Data records
★ ★ ★ ★

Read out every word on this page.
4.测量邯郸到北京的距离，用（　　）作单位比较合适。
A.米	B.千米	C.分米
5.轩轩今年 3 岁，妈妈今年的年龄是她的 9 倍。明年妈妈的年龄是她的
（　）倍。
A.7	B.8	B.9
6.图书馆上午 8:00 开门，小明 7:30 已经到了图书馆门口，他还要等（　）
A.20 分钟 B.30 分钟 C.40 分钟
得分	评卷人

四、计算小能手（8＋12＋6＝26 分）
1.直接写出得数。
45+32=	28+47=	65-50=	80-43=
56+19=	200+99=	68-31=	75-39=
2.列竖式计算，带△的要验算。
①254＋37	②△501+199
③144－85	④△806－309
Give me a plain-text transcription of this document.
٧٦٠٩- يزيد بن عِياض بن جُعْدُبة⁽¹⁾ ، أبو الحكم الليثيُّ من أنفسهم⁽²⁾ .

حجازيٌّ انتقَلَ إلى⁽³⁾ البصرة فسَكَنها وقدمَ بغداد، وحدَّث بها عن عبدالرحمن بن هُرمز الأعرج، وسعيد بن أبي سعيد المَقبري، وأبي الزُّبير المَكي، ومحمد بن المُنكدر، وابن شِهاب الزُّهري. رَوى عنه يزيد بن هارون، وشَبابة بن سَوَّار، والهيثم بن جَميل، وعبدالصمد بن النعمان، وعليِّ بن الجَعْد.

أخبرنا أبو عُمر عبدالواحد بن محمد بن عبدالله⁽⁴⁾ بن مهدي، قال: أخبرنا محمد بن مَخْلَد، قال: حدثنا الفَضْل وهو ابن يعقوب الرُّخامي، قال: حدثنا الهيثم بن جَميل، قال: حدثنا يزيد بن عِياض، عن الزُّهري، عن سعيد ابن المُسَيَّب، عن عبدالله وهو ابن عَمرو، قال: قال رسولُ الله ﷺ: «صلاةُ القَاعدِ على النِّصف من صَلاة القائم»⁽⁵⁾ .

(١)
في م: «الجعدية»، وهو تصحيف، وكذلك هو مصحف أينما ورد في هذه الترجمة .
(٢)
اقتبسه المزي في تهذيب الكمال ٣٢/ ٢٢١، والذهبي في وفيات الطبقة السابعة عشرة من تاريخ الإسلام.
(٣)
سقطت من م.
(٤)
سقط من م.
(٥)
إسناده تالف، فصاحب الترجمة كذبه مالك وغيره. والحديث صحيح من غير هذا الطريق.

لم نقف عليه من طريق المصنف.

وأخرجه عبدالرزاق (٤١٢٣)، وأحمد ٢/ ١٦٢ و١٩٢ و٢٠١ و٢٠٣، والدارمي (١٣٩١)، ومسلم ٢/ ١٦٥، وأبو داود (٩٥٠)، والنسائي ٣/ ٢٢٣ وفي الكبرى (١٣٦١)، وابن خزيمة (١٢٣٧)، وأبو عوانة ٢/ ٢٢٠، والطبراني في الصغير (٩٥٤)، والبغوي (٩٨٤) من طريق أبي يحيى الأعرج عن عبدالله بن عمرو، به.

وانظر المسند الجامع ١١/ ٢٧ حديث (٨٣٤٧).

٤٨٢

★ ★ ★ ★

Aim of the exercise
Search the records for the word "الترجمة", then list every line that has it.

Worked solution
في م: «الجعدية»، وهو تصحيف، وكذلك هو مصحف أينما ورد في هذه الترجمة .
إسناده تالف، فصاحب الترجمة كذبه مالك وغيره. والحديث صحيح من غير هذا الطريق.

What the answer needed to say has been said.